(Extracted data entries)
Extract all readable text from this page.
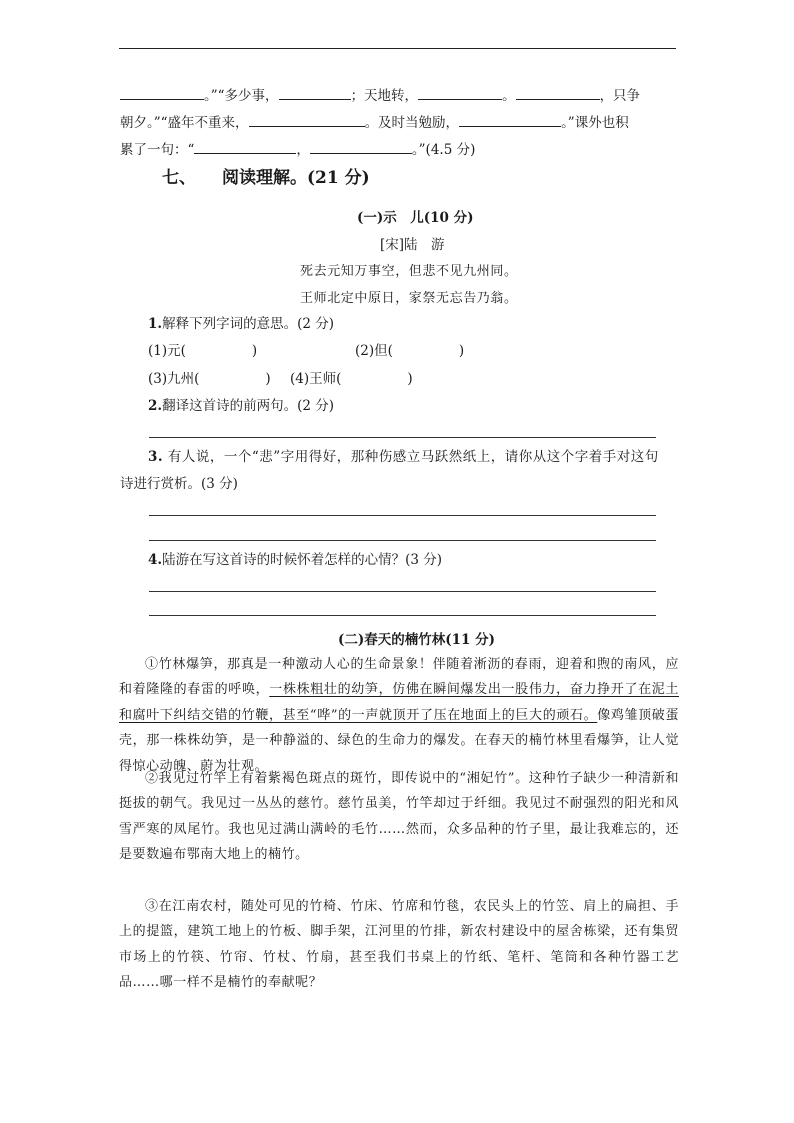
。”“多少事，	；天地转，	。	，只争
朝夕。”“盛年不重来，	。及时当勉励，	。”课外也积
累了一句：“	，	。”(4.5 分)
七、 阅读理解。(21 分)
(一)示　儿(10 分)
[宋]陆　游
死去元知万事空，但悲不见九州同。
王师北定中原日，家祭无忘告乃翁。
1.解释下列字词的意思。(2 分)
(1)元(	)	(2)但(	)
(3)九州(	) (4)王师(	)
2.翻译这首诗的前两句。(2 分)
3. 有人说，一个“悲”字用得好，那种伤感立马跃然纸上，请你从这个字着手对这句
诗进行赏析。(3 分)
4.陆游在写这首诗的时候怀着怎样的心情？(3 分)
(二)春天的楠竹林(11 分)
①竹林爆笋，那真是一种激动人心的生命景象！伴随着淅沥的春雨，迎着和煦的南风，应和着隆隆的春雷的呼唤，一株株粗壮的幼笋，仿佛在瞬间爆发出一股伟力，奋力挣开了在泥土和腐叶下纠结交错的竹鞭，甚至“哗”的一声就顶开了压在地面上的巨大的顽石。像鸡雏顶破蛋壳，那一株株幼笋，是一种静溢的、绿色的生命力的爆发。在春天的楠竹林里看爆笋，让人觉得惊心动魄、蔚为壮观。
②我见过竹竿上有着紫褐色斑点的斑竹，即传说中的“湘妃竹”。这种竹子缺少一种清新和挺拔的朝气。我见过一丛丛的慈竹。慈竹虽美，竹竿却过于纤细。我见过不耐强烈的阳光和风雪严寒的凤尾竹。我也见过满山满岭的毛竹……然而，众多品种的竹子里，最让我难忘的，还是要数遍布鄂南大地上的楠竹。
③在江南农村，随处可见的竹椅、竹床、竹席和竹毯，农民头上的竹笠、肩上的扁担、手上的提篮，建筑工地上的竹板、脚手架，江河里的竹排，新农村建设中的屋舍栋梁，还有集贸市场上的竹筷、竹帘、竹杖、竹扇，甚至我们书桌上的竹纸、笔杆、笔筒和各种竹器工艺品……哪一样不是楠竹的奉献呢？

> [EXERCISE PROMPT]:
Return the listing above word for word, with the pictures removed.

> [RESULT OF THIS TASK]:
Extract all readable text from this page.
。”“多少事，	；天地转，	。	，只争
朝夕。”“盛年不重来，	。及时当勉励，	。”课外也积
累了一句：“	，	。”(4.5 分)
七、 阅读理解。(21 分)
(一)示　儿(10 分)
[宋]陆　游
死去元知万事空，但悲不见九州同。
王师北定中原日，家祭无忘告乃翁。
1.解释下列字词的意思。(2 分)
(1)元(	)	(2)但(	)
(3)九州(	) (4)王师(	)
2.翻译这首诗的前两句。(2 分)
3. 有人说，一个“悲”字用得好，那种伤感立马跃然纸上，请你从这个字着手对这句
诗进行赏析。(3 分)
4.陆游在写这首诗的时候怀着怎样的心情？(3 分)
(二)春天的楠竹林(11 分)
①竹林爆笋，那真是一种激动人心的生命景象！伴随着淅沥的春雨，迎着和煦的南风，应和着隆隆的春雷的呼唤，一株株粗壮的幼笋，仿佛在瞬间爆发出一股伟力，奋力挣开了在泥土和腐叶下纠结交错的竹鞭，甚至“哗”的一声就顶开了压在地面上的巨大的顽石。像鸡雏顶破蛋壳，那一株株幼笋，是一种静溢的、绿色的生命力的爆发。在春天的楠竹林里看爆笋，让人觉得惊心动魄、蔚为壮观。
②我见过竹竿上有着紫褐色斑点的斑竹，即传说中的“湘妃竹”。这种竹子缺少一种清新和挺拔的朝气。我见过一丛丛的慈竹。慈竹虽美，竹竿却过于纤细。我见过不耐强烈的阳光和风雪严寒的凤尾竹。我也见过满山满岭的毛竹……然而，众多品种的竹子里，最让我难忘的，还是要数遍布鄂南大地上的楠竹。
③在江南农村，随处可见的竹椅、竹床、竹席和竹毯，农民头上的竹笠、肩上的扁担、手上的提篮，建筑工地上的竹板、脚手架，江河里的竹排，新农村建设中的屋舍栋梁，还有集贸市场上的竹筷、竹帘、竹杖、竹扇，甚至我们书桌上的竹纸、笔杆、笔筒和各种竹器工艺品……哪一样不是楠竹的奉献呢？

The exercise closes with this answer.